▶ Aim
Rewrite all of the records below, putting "GROUND" in place of every occurrence of "GND". Keep everything else the same.

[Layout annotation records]
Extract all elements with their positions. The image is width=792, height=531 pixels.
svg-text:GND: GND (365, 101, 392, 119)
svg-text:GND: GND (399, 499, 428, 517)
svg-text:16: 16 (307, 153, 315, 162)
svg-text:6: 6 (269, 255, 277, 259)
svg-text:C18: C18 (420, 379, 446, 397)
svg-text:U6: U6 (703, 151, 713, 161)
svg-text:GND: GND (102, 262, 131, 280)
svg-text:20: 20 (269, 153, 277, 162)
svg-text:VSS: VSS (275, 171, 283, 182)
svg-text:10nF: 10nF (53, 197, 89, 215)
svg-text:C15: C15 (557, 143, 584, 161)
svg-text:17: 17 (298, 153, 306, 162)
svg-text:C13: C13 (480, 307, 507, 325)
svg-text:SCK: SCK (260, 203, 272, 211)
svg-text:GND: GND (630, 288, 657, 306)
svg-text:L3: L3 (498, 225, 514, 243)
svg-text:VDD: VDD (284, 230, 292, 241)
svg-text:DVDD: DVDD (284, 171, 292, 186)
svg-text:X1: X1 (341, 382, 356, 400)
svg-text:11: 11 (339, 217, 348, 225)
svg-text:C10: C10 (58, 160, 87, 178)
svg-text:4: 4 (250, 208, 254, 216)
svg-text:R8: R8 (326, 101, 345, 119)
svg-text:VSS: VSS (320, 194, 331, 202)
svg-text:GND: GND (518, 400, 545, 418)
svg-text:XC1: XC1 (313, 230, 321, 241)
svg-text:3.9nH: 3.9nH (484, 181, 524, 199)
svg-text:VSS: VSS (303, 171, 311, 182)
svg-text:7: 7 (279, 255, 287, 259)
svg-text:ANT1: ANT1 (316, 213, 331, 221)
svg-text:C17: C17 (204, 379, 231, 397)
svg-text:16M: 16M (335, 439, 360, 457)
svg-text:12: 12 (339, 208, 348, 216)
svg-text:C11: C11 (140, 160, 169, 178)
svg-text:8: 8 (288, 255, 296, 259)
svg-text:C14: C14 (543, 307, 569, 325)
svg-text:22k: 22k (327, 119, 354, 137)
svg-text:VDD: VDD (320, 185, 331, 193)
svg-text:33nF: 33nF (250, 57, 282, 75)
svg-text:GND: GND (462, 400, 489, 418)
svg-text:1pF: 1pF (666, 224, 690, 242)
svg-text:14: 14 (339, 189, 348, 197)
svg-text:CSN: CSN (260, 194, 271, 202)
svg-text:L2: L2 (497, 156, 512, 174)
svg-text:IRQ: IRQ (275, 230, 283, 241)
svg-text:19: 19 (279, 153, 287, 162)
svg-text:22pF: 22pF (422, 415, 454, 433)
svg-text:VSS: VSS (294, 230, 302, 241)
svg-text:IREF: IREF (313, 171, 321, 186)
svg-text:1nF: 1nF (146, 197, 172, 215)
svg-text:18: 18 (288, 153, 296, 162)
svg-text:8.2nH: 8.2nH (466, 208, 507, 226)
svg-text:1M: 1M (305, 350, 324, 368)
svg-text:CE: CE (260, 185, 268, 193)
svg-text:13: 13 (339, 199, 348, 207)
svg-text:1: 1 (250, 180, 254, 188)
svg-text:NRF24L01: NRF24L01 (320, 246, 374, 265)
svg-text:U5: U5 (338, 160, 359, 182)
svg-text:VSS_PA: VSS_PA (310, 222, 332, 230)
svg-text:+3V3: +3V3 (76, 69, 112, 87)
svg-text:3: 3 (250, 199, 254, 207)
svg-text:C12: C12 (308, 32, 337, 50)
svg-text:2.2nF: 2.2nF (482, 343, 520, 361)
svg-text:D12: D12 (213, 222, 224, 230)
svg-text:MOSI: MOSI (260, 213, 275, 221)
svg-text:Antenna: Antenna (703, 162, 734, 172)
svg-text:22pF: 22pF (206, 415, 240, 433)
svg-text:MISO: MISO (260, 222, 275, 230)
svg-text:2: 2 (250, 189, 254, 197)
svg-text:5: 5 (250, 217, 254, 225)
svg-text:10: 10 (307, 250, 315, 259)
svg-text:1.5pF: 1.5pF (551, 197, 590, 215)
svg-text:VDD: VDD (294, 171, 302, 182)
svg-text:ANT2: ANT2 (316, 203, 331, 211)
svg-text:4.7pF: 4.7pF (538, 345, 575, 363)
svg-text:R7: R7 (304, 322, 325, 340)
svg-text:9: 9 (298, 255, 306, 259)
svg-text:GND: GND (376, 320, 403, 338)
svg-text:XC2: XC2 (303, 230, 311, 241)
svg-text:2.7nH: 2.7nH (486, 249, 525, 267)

▶ Task answer
Extract all elements with their positions. The image is width=792, height=531 pixels.
svg-text:GROUND: GROUND (365, 101, 392, 119)
svg-text:GROUND: GROUND (399, 499, 428, 517)
svg-text:16: 16 (307, 153, 315, 162)
svg-text:6: 6 (269, 255, 277, 259)
svg-text:C18: C18 (420, 379, 446, 397)
svg-text:U6: U6 (703, 151, 713, 161)
svg-text:GROUND: GROUND (102, 262, 131, 280)
svg-text:20: 20 (269, 153, 277, 162)
svg-text:VSS: VSS (275, 171, 283, 182)
svg-text:10nF: 10nF (53, 197, 89, 215)
svg-text:C15: C15 (557, 143, 584, 161)
svg-text:17: 17 (298, 153, 306, 162)
svg-text:C13: C13 (480, 307, 507, 325)
svg-text:SCK: SCK (260, 203, 272, 211)
svg-text:GROUND: GROUND (630, 288, 657, 306)
svg-text:L3: L3 (498, 225, 514, 243)
svg-text:VDD: VDD (284, 230, 292, 241)
svg-text:DVDD: DVDD (284, 171, 292, 186)
svg-text:X1: X1 (341, 382, 356, 400)
svg-text:11: 11 (339, 217, 348, 225)
svg-text:C10: C10 (58, 160, 87, 178)
svg-text:4: 4 (250, 208, 254, 216)
svg-text:R8: R8 (326, 101, 345, 119)
svg-text:VSS: VSS (320, 194, 331, 202)
svg-text:GROUND: GROUND (518, 400, 545, 418)
svg-text:XC1: XC1 (313, 230, 321, 241)
svg-text:3.9nH: 3.9nH (484, 181, 524, 199)
svg-text:VSS: VSS (303, 171, 311, 182)
svg-text:7: 7 (279, 255, 287, 259)
svg-text:ANT1: ANT1 (316, 213, 331, 221)
svg-text:C17: C17 (204, 379, 231, 397)
svg-text:16M: 16M (335, 439, 360, 457)
svg-text:12: 12 (339, 208, 348, 216)
svg-text:C11: C11 (140, 160, 169, 178)
svg-text:8: 8 (288, 255, 296, 259)
svg-text:C14: C14 (543, 307, 569, 325)
svg-text:22k: 22k (327, 119, 354, 137)
svg-text:VDD: VDD (320, 185, 331, 193)
svg-text:33nF: 33nF (250, 57, 282, 75)
svg-text:GROUND: GROUND (462, 400, 489, 418)
svg-text:1pF: 1pF (666, 224, 690, 242)
svg-text:14: 14 (339, 189, 348, 197)
svg-text:CSN: CSN (260, 194, 271, 202)
svg-text:L2: L2 (497, 156, 512, 174)
svg-text:IRQ: IRQ (275, 230, 283, 241)
svg-text:19: 19 (279, 153, 287, 162)
svg-text:22pF: 22pF (422, 415, 454, 433)
svg-text:VSS: VSS (294, 230, 302, 241)
svg-text:IREF: IREF (313, 171, 321, 186)
svg-text:1nF: 1nF (146, 197, 172, 215)
svg-text:18: 18 (288, 153, 296, 162)
svg-text:8.2nH: 8.2nH (466, 208, 507, 226)
svg-text:1M: 1M (305, 350, 324, 368)
svg-text:CE: CE (260, 185, 268, 193)
svg-text:13: 13 (339, 199, 348, 207)
svg-text:1: 1 (250, 180, 254, 188)
svg-text:NRF24L01: NRF24L01 (320, 246, 374, 265)
svg-text:U5: U5 (338, 160, 359, 182)
svg-text:VSS_PA: VSS_PA (310, 222, 332, 230)
svg-text:+3V3: +3V3 (76, 69, 112, 87)
svg-text:3: 3 (250, 199, 254, 207)
svg-text:C12: C12 (308, 32, 337, 50)
svg-text:2.2nF: 2.2nF (482, 343, 520, 361)
svg-text:D12: D12 (213, 222, 224, 230)
svg-text:MOSI: MOSI (260, 213, 275, 221)
svg-text:Antenna: Antenna (703, 162, 734, 172)
svg-text:22pF: 22pF (206, 415, 240, 433)
svg-text:MISO: MISO (260, 222, 275, 230)
svg-text:2: 2 (250, 189, 254, 197)
svg-text:5: 5 (250, 217, 254, 225)
svg-text:10: 10 (307, 250, 315, 259)
svg-text:1.5pF: 1.5pF (551, 197, 590, 215)
svg-text:VDD: VDD (294, 171, 302, 182)
svg-text:ANT2: ANT2 (316, 203, 331, 211)
svg-text:4.7pF: 4.7pF (538, 345, 575, 363)
svg-text:R7: R7 (304, 322, 325, 340)
svg-text:9: 9 (298, 255, 306, 259)
svg-text:GROUND: GROUND (376, 320, 403, 338)
svg-text:XC2: XC2 (303, 230, 311, 241)
svg-text:2.7nH: 2.7nH (486, 249, 525, 267)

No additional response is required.